:: Work required ::
Look through the lines below and extract each one that contains "legend".

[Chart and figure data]
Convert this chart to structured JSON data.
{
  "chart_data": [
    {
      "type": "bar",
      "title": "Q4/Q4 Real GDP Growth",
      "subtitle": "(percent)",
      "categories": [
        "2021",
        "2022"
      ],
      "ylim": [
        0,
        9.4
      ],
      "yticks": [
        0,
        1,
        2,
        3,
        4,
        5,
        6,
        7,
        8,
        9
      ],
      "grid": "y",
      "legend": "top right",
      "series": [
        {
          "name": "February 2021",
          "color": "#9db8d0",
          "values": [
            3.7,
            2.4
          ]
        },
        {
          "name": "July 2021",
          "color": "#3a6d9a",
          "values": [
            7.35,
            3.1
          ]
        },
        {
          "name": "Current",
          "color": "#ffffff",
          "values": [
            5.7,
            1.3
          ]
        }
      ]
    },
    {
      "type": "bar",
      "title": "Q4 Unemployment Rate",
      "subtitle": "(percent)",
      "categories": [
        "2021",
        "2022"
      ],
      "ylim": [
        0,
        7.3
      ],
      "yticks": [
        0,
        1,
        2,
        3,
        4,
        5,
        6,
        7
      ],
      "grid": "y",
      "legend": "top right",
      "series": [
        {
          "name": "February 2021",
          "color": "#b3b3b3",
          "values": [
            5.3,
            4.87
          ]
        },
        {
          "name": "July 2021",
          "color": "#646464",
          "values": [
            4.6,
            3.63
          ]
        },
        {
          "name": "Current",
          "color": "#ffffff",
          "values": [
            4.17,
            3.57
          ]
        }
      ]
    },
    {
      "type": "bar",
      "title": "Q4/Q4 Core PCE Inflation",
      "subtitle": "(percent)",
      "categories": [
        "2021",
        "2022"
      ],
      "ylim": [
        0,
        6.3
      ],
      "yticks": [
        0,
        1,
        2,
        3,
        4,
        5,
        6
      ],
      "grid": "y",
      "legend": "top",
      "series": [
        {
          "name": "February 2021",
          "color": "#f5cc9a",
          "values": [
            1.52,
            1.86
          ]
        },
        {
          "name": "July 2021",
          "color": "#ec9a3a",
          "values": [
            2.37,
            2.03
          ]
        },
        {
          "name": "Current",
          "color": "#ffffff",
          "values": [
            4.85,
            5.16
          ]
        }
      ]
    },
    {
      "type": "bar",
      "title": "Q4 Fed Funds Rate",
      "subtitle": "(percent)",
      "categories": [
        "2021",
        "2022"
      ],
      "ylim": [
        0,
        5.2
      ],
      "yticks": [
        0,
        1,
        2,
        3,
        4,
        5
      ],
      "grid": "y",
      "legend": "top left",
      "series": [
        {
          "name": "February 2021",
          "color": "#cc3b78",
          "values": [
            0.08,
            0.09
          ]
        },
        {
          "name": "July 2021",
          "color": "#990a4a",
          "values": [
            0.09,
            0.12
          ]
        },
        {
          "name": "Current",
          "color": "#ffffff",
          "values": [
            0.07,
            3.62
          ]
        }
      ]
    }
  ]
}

:: Solved exercise ::
      "legend": "top right",
      "legend": "top right",
      "legend": "top",
      "legend": "top left",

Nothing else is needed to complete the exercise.